■ **EXERCISE INSTRUCTIONS**
Pictures do not belong in your copy. Repeat all the other data exactly.

---- GIVEN ENTRIES

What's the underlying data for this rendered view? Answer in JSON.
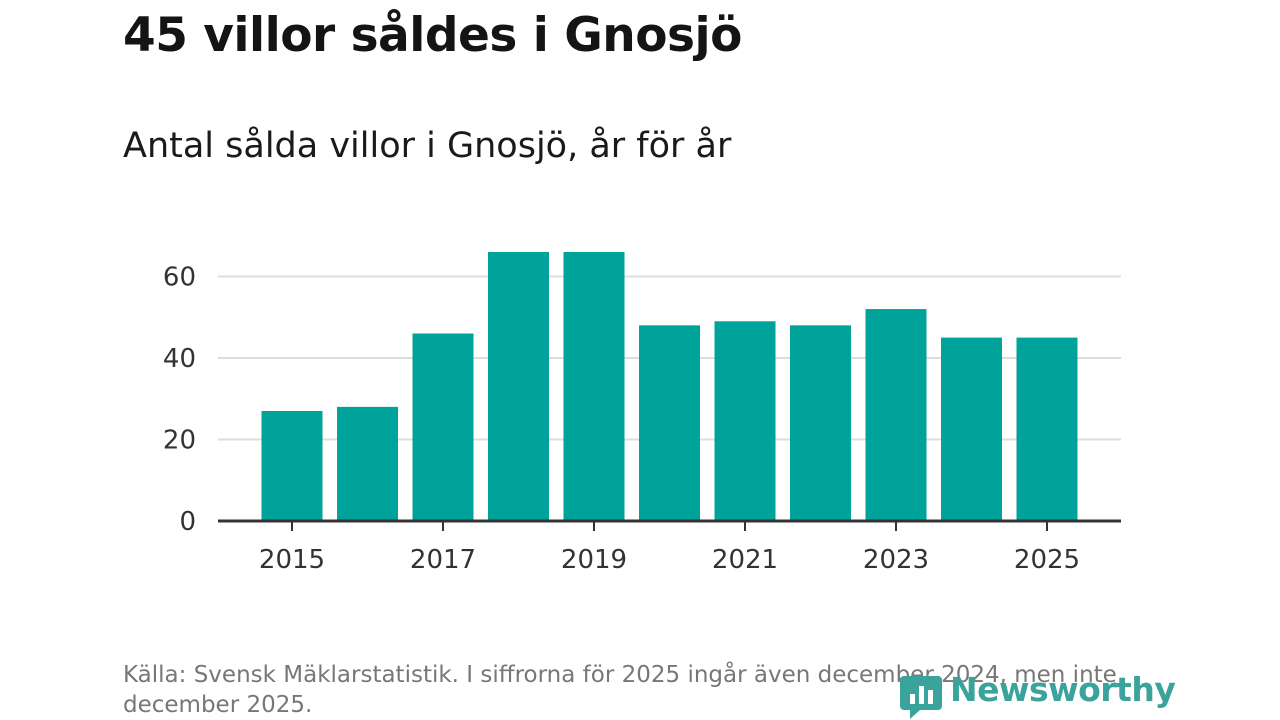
{
  "title": "45 villor såldes i Gnosjö",
  "subtitle": "Antal sålda villor i Gnosjö, år för år",
  "source": "Källa: Svensk Mäklarstatistik. I siffrorna för 2025 ingår även december 2024, men inte december 2025.",
  "logo": {
    "text": "Newsworthy",
    "icon": "newsworthy-logo-icon"
  },
  "colors": {
    "bar": "#00a39a",
    "grid": "#dddddd",
    "axis": "#333333",
    "logo": "#3aa39b"
  },
  "chart_data": {
    "type": "bar",
    "title": "45 villor såldes i Gnosjö",
    "subtitle": "Antal sålda villor i Gnosjö, år för år",
    "xlabel": "",
    "ylabel": "",
    "categories": [
      "2015",
      "2016",
      "2017",
      "2018",
      "2019",
      "2020",
      "2021",
      "2022",
      "2023",
      "2024",
      "2025"
    ],
    "values": [
      27,
      28,
      46,
      66,
      66,
      48,
      49,
      48,
      52,
      45,
      45
    ],
    "x_tick_labels": [
      "2015",
      "2017",
      "2019",
      "2021",
      "2023",
      "2025"
    ],
    "y_ticks": [
      0,
      20,
      40,
      60
    ],
    "ylim": [
      0,
      66
    ],
    "grid": true,
    "legend": "none"
  }
}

--------

■ **CORRECT RESPONSE**
What's the underlying data for this rendered view? Answer in JSON.
{
  "title": "45 villor såldes i Gnosjö",
  "subtitle": "Antal sålda villor i Gnosjö, år för år",
  "source": "Källa: Svensk Mäklarstatistik. I siffrorna för 2025 ingår även december 2024, men inte december 2025.",
  "logo": {
    "text": "Newsworthy",
    "icon": "newsworthy-logo-icon"
  },
  "colors": {
    "bar": "#00a39a",
    "grid": "#dddddd",
    "axis": "#333333",
    "logo": "#3aa39b"
  },
  "chart_data": {
    "type": "bar",
    "title": "45 villor såldes i Gnosjö",
    "subtitle": "Antal sålda villor i Gnosjö, år för år",
    "xlabel": "",
    "ylabel": "",
    "categories": [
      "2015",
      "2016",
      "2017",
      "2018",
      "2019",
      "2020",
      "2021",
      "2022",
      "2023",
      "2024",
      "2025"
    ],
    "values": [
      27,
      28,
      46,
      66,
      66,
      48,
      49,
      48,
      52,
      45,
      45
    ],
    "x_tick_labels": [
      "2015",
      "2017",
      "2019",
      "2021",
      "2023",
      "2025"
    ],
    "y_ticks": [
      0,
      20,
      40,
      60
    ],
    "ylim": [
      0,
      66
    ],
    "grid": true,
    "legend": "none"
  }
}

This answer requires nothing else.